:: RECORDS FOR THE EXERCISE

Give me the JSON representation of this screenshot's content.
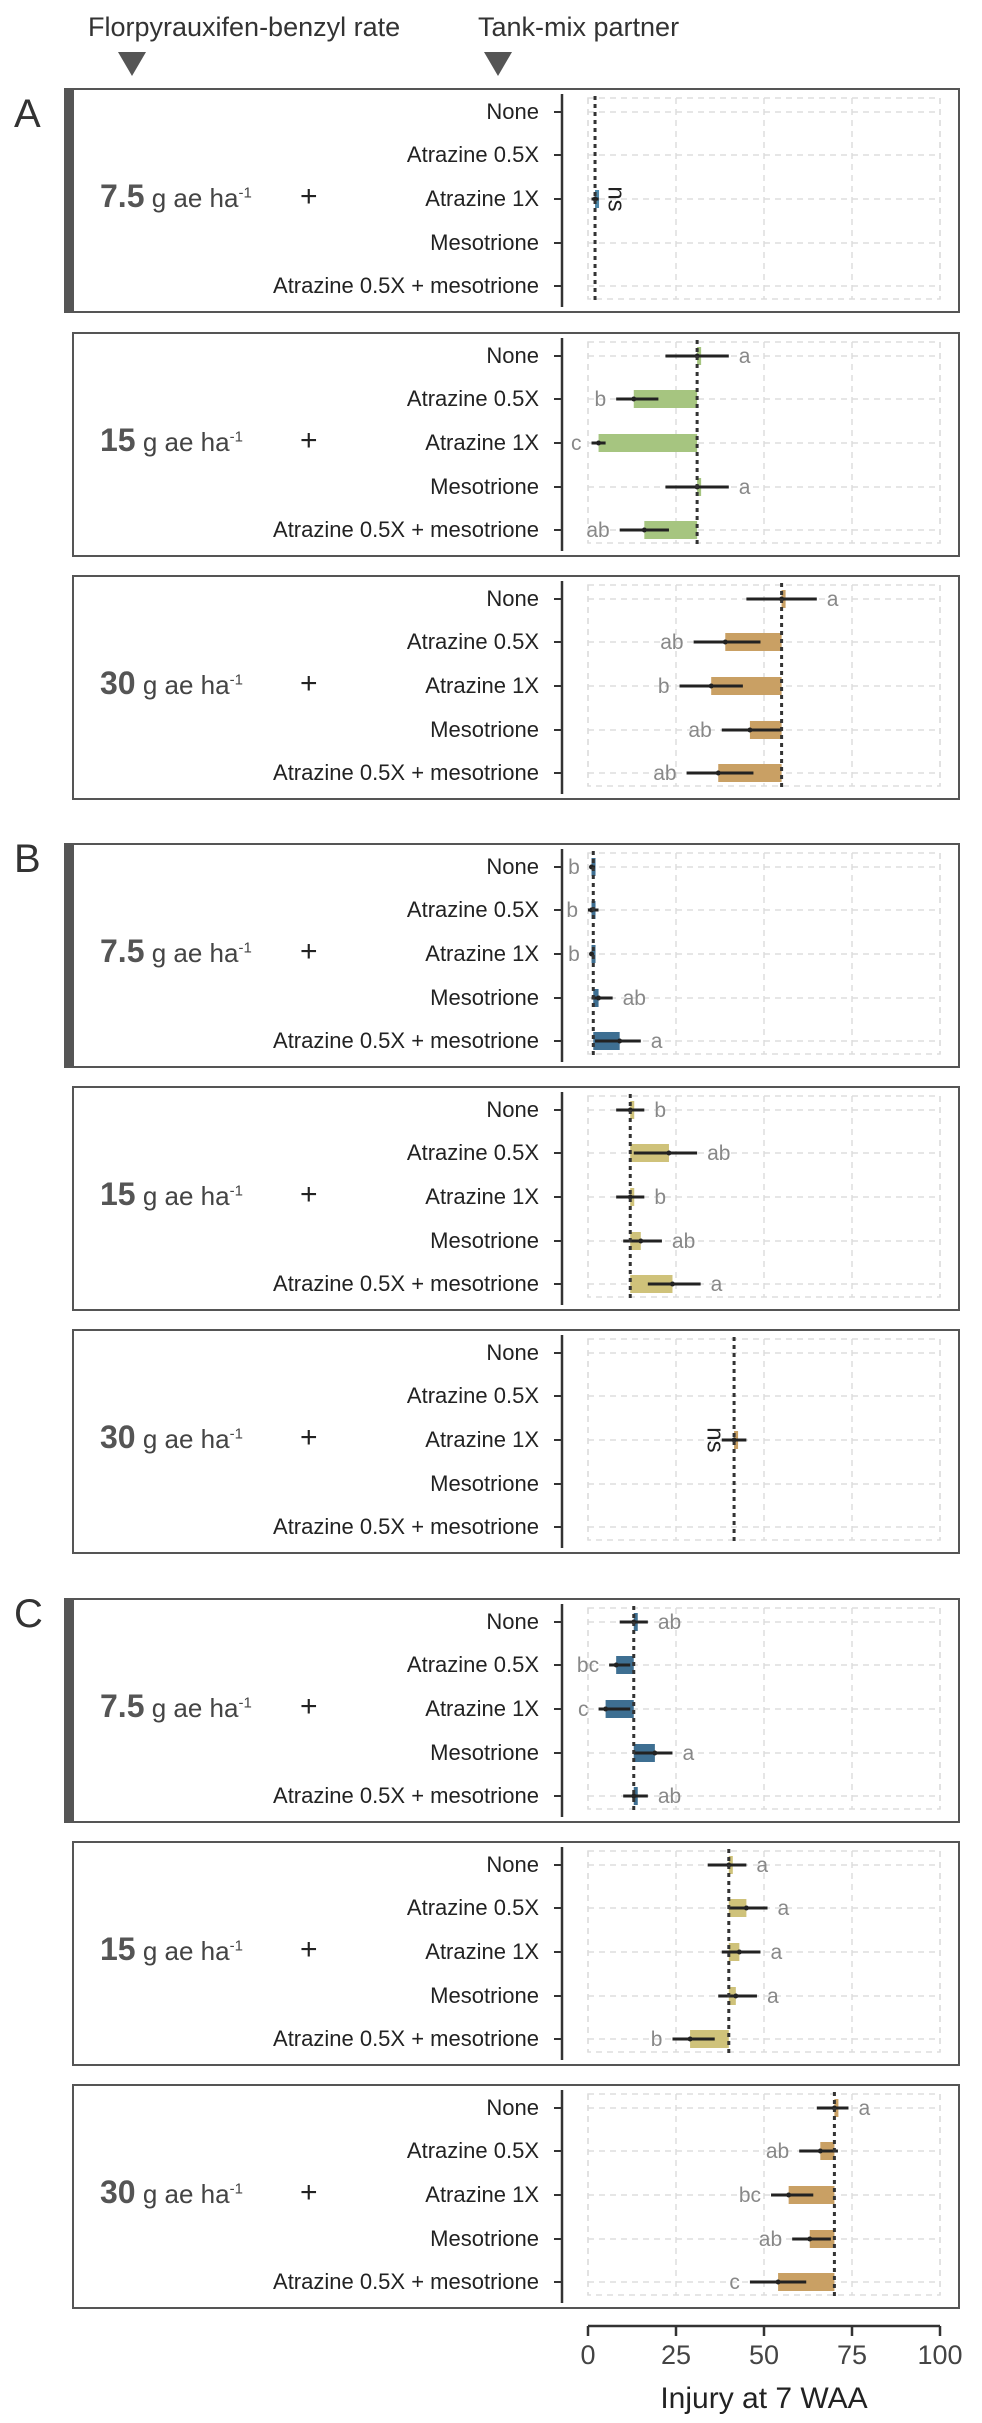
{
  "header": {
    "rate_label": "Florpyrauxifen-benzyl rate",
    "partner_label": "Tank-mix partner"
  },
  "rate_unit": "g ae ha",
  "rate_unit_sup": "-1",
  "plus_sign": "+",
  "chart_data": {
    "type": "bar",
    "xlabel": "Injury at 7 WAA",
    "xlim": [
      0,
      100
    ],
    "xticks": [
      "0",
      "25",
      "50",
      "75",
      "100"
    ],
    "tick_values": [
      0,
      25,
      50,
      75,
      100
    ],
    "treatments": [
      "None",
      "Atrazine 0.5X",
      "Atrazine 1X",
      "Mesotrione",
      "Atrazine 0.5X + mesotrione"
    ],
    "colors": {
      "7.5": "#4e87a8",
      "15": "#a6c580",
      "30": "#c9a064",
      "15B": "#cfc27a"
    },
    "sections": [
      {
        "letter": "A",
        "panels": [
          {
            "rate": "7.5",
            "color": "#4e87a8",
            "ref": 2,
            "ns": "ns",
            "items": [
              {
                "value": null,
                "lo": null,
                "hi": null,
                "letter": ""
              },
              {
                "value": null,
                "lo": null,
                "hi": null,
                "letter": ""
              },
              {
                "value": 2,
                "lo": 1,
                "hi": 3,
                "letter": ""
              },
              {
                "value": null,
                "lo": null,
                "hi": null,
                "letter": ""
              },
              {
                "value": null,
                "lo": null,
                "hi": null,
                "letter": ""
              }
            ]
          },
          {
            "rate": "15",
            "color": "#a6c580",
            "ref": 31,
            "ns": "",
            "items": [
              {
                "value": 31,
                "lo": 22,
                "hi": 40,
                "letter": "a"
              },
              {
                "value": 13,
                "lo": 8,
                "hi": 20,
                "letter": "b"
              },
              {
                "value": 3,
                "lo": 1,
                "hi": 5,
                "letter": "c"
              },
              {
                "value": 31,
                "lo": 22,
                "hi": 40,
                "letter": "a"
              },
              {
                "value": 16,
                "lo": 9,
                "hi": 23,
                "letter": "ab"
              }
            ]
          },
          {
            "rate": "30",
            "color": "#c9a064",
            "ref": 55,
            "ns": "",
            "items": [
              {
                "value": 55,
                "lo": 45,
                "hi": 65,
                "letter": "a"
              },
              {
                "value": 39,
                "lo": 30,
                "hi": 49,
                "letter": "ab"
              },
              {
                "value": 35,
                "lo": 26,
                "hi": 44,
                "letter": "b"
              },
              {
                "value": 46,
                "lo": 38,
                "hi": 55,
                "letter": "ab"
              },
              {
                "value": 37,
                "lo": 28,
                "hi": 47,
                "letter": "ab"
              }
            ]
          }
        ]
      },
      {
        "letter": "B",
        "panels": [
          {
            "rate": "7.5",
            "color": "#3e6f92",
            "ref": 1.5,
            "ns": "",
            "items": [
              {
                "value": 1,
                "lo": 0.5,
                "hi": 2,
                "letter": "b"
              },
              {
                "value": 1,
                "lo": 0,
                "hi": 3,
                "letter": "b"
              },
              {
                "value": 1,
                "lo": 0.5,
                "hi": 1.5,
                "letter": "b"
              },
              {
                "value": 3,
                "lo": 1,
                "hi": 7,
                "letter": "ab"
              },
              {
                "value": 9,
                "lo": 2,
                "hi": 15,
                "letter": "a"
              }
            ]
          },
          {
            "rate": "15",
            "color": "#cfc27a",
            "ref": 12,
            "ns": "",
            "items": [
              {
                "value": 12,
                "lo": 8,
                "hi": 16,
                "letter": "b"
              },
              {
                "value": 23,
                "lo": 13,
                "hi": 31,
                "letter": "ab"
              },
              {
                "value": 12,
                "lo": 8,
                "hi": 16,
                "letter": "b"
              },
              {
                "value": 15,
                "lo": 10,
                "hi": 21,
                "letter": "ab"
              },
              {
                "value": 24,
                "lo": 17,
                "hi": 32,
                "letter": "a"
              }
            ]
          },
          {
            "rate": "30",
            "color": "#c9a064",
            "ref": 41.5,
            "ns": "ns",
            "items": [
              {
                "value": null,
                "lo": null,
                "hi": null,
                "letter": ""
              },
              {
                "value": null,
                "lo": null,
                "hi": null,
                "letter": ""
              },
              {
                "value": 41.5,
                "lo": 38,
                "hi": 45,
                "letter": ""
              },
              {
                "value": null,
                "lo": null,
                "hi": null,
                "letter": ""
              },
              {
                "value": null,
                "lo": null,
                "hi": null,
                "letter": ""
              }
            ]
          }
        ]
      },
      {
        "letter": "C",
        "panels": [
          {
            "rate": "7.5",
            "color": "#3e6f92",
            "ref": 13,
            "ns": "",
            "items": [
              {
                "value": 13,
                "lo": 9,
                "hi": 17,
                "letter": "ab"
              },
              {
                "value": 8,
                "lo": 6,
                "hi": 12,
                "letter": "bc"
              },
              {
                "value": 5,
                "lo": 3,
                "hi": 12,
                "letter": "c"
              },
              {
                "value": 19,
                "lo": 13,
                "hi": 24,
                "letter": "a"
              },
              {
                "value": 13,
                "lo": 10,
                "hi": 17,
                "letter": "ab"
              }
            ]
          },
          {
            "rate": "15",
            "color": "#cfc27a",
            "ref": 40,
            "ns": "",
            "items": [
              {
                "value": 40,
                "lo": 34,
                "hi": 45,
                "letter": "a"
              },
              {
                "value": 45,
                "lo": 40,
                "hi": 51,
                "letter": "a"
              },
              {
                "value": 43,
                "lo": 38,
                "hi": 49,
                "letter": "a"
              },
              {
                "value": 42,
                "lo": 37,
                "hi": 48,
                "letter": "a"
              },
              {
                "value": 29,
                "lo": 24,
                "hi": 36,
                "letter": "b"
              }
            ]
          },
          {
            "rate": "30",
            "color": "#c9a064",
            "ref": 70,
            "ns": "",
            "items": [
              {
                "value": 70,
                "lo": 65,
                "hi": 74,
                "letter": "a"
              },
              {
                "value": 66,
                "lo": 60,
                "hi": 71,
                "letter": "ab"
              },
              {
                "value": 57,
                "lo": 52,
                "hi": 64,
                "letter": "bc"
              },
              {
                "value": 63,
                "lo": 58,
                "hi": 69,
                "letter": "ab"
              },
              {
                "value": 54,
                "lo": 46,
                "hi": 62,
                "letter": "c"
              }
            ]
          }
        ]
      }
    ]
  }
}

::::

● **TASK INSTRUCTIONS**:
Copy each line of the preceding data that contains the string "Atrazine".

● **RESPONSE TO THE EXERCISE**:
      "Atrazine 0.5X",
      "Atrazine 1X",
      "Atrazine 0.5X + mesotrione"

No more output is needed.